Comptez les lignes ci-dessous qui contiennent la chaîne « heading ». Donnez seulement ce nombre.

> **Données fournies**:
------------------------------

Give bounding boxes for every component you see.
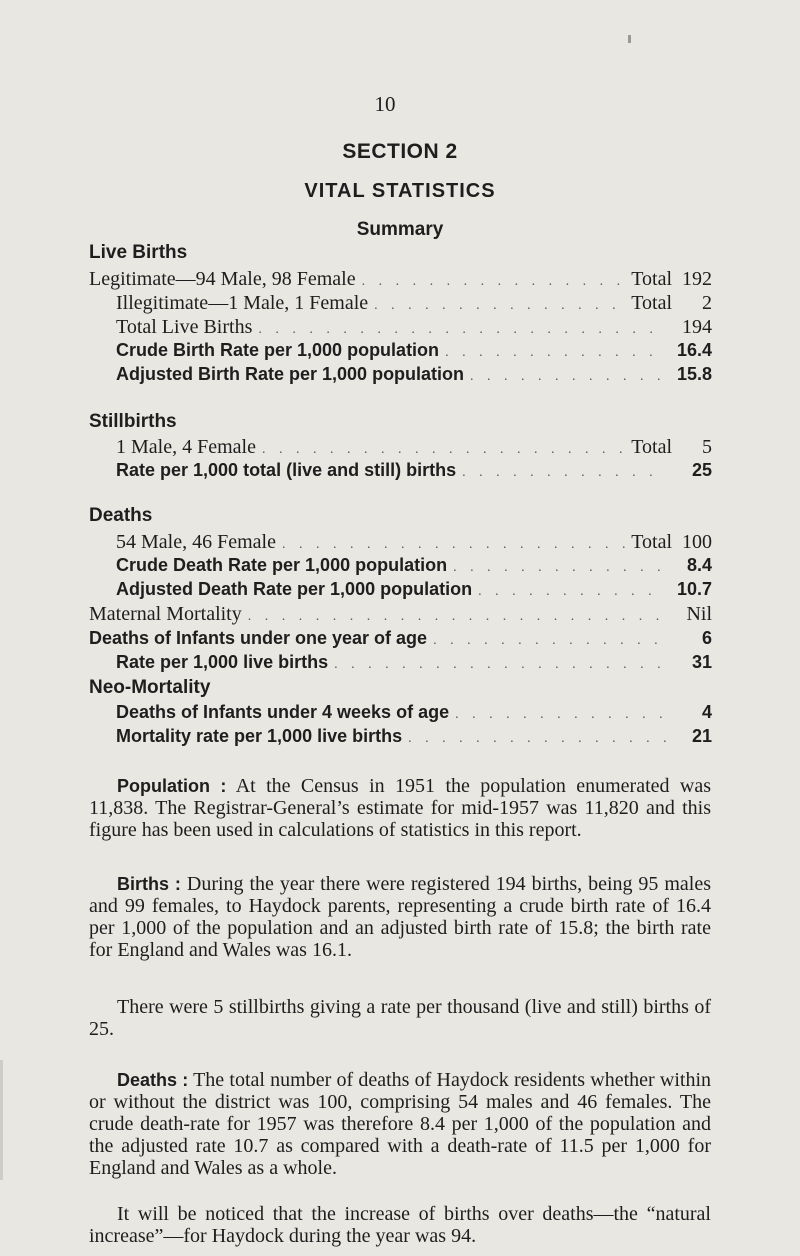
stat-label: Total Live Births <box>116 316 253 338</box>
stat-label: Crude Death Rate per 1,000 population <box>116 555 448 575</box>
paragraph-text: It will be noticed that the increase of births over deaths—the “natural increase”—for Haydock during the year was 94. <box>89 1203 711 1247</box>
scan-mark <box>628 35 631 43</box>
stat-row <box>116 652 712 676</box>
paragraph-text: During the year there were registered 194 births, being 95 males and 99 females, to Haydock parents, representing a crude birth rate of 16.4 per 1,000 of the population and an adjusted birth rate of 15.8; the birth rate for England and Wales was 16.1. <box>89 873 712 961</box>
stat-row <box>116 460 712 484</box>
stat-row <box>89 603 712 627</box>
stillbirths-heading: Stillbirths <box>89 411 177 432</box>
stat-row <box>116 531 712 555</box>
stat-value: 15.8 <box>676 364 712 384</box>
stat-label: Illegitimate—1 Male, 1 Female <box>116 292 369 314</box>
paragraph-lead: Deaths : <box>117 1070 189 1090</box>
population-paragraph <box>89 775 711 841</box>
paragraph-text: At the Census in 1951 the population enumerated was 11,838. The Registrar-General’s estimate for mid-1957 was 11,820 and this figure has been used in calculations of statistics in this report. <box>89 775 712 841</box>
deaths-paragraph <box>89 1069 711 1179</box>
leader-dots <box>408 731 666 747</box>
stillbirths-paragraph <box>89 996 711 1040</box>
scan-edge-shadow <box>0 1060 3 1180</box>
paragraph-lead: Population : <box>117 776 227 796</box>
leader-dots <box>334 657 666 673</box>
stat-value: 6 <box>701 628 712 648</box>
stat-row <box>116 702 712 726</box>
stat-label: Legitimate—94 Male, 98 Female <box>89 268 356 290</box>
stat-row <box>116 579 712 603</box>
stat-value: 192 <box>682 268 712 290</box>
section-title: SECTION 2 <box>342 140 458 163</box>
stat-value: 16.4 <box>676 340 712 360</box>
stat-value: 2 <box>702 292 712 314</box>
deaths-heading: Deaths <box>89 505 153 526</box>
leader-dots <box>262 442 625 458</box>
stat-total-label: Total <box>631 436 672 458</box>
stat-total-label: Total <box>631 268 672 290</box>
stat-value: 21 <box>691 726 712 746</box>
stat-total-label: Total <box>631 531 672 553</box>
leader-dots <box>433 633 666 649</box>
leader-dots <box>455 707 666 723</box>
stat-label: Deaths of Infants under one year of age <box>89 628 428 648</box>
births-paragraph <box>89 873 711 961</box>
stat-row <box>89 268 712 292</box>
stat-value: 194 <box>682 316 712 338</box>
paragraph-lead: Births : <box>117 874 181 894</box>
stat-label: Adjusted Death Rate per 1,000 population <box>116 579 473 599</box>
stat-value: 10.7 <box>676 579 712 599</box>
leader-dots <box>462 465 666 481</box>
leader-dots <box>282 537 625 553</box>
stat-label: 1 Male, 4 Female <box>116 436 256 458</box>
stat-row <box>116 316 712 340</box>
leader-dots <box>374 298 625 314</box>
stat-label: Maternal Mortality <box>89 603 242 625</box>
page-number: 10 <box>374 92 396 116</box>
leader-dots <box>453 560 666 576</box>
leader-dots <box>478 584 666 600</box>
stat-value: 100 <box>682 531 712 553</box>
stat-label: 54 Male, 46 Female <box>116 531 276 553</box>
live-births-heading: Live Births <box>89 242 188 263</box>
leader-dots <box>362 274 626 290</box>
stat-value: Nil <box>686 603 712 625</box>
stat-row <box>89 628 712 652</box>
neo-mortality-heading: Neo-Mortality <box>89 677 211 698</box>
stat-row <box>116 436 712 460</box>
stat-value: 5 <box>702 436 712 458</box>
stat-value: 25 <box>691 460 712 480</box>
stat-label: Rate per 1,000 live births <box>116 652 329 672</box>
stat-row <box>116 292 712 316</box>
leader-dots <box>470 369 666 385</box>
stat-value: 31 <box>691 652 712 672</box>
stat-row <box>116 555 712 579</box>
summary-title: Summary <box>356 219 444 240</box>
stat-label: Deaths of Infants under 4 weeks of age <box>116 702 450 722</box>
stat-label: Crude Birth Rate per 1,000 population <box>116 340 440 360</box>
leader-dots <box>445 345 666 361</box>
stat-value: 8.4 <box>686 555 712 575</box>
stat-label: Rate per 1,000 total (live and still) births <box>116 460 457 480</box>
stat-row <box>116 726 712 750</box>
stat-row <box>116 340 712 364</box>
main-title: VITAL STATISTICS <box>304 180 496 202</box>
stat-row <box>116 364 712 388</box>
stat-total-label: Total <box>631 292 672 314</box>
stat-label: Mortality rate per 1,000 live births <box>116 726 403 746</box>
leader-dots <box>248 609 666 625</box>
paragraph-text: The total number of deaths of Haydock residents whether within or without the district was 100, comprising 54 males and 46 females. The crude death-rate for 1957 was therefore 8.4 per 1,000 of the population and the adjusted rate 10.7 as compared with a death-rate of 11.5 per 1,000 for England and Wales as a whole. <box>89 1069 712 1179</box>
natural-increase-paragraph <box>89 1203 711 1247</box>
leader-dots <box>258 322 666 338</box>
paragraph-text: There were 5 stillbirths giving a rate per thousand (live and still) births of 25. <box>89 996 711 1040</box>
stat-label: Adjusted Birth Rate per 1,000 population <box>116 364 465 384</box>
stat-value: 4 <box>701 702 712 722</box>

------------------------------

> **Réponse complète**:
4